Task to complete. Lines from the listing that hold the string "change" are what you should return.

········

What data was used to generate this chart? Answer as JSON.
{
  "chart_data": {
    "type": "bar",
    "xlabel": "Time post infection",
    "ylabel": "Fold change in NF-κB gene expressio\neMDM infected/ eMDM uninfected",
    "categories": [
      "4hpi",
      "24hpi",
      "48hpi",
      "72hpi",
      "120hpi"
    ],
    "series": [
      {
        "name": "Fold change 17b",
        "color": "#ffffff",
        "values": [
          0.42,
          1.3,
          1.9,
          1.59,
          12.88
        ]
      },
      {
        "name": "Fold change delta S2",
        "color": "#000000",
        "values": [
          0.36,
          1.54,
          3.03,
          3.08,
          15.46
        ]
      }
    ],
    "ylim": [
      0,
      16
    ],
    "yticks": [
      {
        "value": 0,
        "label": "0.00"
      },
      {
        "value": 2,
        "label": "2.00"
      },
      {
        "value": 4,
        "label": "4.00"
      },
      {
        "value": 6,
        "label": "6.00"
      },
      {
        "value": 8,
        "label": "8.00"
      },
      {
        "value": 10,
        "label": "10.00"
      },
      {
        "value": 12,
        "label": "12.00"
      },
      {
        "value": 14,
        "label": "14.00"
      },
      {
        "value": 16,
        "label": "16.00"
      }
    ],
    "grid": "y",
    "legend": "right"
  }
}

········

Response to the exercise.
    "ylabel": "Fold change in NF-κB gene expressio\neMDM infected/ eMDM uninfected",
        "name": "Fold change 17b",
        "name": "Fold change delta S2",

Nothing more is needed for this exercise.